* BEGIN *

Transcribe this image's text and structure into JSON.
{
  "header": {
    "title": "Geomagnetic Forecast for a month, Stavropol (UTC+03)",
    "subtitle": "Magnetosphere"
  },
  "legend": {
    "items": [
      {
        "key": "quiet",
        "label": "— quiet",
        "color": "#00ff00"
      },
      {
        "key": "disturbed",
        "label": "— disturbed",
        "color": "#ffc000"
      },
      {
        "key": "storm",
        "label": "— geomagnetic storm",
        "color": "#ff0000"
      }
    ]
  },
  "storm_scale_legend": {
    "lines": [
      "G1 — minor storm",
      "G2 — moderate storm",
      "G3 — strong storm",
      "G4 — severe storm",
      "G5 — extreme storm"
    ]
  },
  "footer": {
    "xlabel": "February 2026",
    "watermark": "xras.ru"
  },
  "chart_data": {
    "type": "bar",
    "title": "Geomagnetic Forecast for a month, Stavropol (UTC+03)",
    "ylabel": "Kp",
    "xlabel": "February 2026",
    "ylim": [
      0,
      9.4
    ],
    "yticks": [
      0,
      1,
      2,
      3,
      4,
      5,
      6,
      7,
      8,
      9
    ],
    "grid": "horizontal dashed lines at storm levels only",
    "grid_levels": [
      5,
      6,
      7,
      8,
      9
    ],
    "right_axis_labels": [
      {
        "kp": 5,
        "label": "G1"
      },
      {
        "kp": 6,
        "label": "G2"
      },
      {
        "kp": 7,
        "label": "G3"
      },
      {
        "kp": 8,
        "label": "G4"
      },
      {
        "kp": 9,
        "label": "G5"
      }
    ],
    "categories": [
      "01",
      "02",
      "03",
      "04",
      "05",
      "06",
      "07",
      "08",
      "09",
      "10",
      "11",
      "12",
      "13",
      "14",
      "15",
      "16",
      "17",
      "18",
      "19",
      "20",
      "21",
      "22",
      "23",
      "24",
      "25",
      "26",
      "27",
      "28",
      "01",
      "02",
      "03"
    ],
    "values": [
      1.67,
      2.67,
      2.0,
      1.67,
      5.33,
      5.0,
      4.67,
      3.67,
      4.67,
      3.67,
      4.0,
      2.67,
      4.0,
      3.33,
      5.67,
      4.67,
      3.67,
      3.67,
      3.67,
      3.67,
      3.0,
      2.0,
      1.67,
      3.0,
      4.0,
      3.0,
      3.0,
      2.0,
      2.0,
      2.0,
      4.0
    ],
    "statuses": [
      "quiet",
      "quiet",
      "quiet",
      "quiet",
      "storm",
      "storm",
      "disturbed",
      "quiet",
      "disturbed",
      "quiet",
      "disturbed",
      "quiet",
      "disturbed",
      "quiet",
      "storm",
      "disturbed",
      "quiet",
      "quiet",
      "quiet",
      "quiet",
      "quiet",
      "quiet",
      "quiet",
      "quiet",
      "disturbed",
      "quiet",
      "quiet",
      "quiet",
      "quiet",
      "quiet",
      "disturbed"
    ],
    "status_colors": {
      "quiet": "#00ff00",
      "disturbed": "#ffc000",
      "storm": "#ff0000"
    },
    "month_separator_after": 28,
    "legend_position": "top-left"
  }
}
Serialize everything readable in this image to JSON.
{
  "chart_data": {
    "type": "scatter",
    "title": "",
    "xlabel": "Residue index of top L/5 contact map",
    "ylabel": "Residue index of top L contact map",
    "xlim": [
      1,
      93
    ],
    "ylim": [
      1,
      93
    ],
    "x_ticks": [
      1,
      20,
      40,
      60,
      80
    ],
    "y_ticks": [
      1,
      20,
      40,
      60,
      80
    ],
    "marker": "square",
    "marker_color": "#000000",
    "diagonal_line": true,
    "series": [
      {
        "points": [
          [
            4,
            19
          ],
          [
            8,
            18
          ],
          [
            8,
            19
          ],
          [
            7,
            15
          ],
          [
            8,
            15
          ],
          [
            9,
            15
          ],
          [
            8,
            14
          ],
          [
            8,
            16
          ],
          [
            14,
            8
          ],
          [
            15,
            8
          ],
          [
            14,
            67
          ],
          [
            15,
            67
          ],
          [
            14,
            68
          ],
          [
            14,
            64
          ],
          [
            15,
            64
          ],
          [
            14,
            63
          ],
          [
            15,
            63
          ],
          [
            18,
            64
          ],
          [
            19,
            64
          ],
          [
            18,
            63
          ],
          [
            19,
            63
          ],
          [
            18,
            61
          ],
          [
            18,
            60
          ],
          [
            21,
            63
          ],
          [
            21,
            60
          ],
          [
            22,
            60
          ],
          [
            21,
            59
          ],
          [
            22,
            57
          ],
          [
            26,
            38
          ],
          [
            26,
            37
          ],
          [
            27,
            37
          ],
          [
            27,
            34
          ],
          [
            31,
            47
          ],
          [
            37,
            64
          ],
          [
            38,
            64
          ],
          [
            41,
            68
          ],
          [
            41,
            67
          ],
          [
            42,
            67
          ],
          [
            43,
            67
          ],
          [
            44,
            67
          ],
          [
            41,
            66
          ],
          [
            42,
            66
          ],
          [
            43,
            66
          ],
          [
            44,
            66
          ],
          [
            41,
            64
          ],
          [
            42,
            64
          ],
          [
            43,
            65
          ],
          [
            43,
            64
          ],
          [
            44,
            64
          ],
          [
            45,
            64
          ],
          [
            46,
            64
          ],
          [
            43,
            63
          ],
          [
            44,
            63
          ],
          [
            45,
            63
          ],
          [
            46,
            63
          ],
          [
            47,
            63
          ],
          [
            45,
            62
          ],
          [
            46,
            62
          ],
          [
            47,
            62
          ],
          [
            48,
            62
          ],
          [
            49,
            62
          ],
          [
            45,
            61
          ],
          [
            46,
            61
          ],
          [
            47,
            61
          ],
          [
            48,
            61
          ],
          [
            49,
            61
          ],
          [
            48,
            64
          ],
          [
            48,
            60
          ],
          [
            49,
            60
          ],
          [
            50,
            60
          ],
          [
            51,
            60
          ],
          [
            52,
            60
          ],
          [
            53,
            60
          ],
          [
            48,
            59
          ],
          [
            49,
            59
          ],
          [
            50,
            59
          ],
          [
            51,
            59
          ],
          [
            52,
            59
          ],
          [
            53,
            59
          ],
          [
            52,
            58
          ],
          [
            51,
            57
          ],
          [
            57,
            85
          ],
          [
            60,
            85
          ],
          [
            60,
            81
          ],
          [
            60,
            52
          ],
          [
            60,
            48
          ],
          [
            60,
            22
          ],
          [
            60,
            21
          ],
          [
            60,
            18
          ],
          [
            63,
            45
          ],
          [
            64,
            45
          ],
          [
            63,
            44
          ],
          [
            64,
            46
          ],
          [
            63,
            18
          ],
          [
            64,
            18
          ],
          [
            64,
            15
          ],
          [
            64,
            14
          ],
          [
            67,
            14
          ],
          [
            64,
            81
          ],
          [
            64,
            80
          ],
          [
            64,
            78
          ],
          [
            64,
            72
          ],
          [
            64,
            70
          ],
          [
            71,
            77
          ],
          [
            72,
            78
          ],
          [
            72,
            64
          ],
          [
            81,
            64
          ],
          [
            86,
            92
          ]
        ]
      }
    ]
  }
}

* END *

■ What the task requires: Filter the listing for the word "JSON" and copy every line that holds it.

■ Task response:
Transcribe this image's text and structure into JSON.
Serialize everything readable in this image to JSON.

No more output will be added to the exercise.